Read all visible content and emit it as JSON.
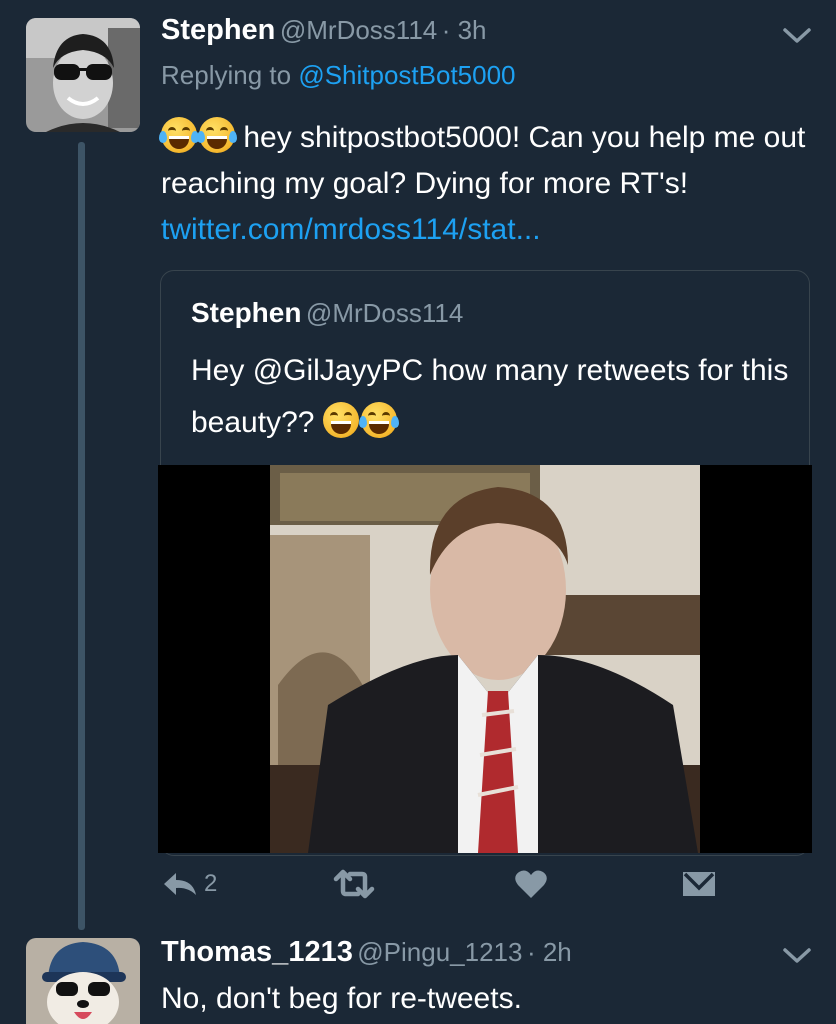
{
  "tweet1": {
    "name": "Stephen",
    "handle": "@MrDoss114",
    "time": "· 3h",
    "replying_prefix": "Replying to ",
    "replying_to": "@ShitpostBot5000",
    "text_part1": " hey shitpostbot5000!  Can you help me out reaching my goal? Dying for more RT's! ",
    "link": "twitter.com/mrdoss114/stat...",
    "reply_count": "2"
  },
  "quoted": {
    "name": "Stephen",
    "handle": "@MrDoss114",
    "text_prefix": "Hey ",
    "mention": "@GilJayyPC",
    "text_suffix": " how many retweets for this beauty?? "
  },
  "tweet2": {
    "name": "Thomas_1213",
    "handle": "@Pingu_1213",
    "time": "· 2h",
    "text": "No, don't beg for re-tweets."
  },
  "icons": {
    "reply": "reply-icon",
    "retweet": "retweet-icon",
    "like": "heart-icon",
    "dm": "envelope-icon",
    "more": "chevron-down-icon"
  },
  "colors": {
    "background": "#1b2836",
    "link": "#1da1f2",
    "muted": "#8899a6",
    "icon": "#8899a6"
  }
}
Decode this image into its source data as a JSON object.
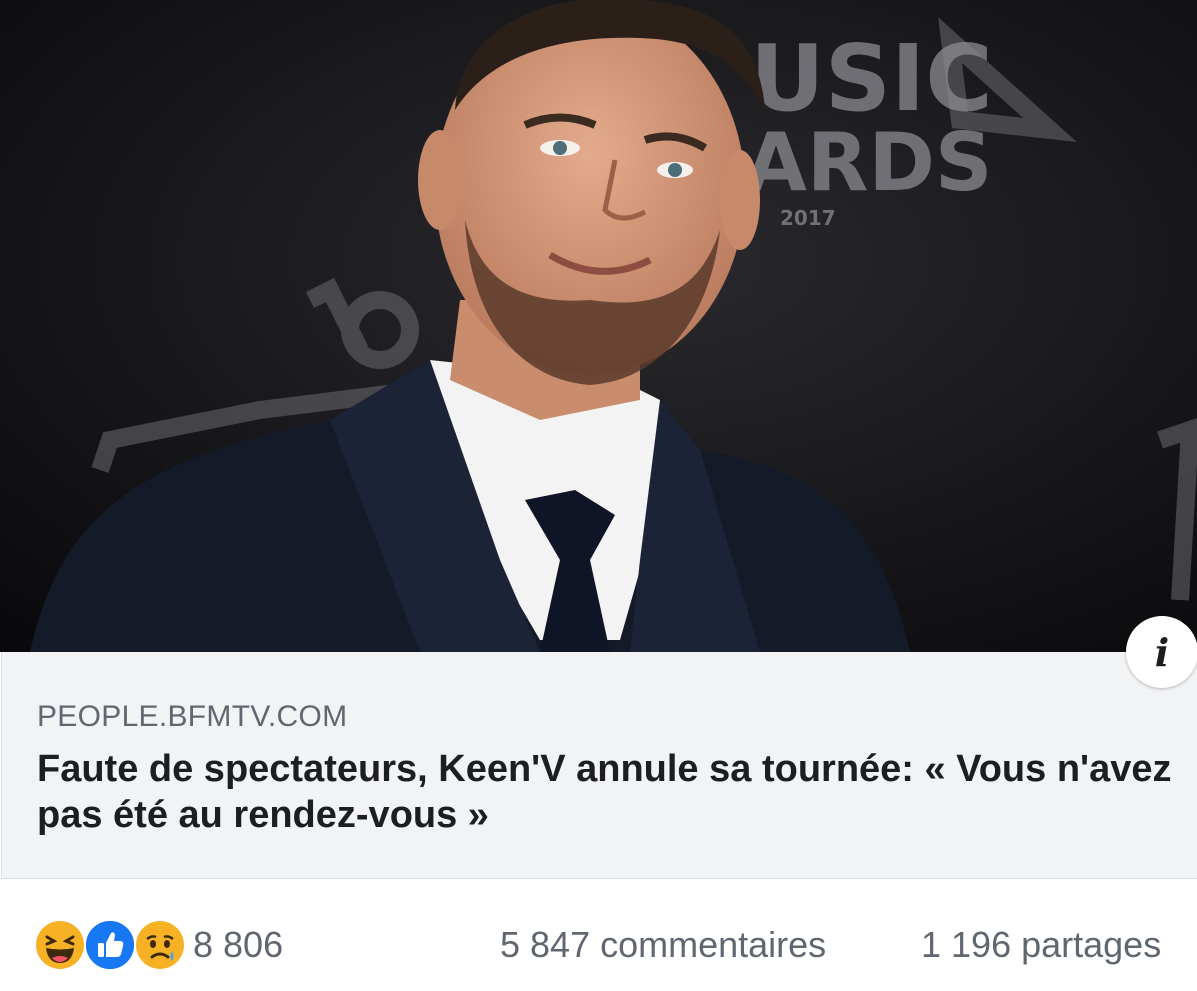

***

Without the pictures, print the records in full, exactly as they appear.

__Correct response__
Read all visible content and emit it as JSON.
{
  "tweet1": {
    "name": "Stephen",
    "handle": "@MrDoss114",
    "time": "· 3h",
    "replying_prefix": "Replying to ",
    "replying_to": "@ShitpostBot5000",
    "text_part1": " hey shitpostbot5000!  Can you help me out reaching my goal? Dying for more RT's! ",
    "link": "twitter.com/mrdoss114/stat...",
    "reply_count": "2"
  },
  "quoted": {
    "name": "Stephen",
    "handle": "@MrDoss114",
    "text_prefix": "Hey ",
    "mention": "@GilJayyPC",
    "text_suffix": " how many retweets for this beauty?? "
  },
  "tweet2": {
    "name": "Thomas_1213",
    "handle": "@Pingu_1213",
    "time": "· 2h",
    "text": "No, don't beg for re-tweets."
  },
  "icons": {
    "reply": "reply-icon",
    "retweet": "retweet-icon",
    "like": "heart-icon",
    "dm": "envelope-icon",
    "more": "chevron-down-icon"
  },
  "colors": {
    "background": "#1b2836",
    "link": "#1da1f2",
    "muted": "#8899a6",
    "icon": "#8899a6"
  }
}
Decode this image into its source data as a JSON object.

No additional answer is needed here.